** Opening RECORDS SUPPLIED block **
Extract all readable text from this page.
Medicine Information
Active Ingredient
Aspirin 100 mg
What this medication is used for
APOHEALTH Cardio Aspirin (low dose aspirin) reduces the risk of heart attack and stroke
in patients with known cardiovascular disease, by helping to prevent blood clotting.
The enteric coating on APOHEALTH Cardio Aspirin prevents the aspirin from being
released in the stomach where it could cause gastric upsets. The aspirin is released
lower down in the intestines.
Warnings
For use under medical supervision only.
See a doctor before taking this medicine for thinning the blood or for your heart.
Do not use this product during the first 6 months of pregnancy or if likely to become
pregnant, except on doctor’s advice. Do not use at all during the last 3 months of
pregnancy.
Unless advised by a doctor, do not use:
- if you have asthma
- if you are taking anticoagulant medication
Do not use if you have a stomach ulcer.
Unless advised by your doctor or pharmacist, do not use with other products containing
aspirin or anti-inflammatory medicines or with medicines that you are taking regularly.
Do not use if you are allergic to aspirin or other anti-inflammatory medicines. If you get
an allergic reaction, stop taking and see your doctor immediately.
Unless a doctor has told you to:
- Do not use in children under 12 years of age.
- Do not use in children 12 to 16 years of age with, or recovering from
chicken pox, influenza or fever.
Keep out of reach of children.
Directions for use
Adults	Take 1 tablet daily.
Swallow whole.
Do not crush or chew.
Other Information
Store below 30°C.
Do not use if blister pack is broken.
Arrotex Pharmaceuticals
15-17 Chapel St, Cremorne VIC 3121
** Closing RECORDS SUPPLIED block **
### [PROBLEM]
In the entries above, find each line that includes the string "this" and copy it.

### [TASK RESULT]
Extract all readable text from this page.
What this medication is used for
See a doctor before taking this medicine for thinning the blood or for your heart.
Do not use this product during the first 6 months of pregnancy or if likely to become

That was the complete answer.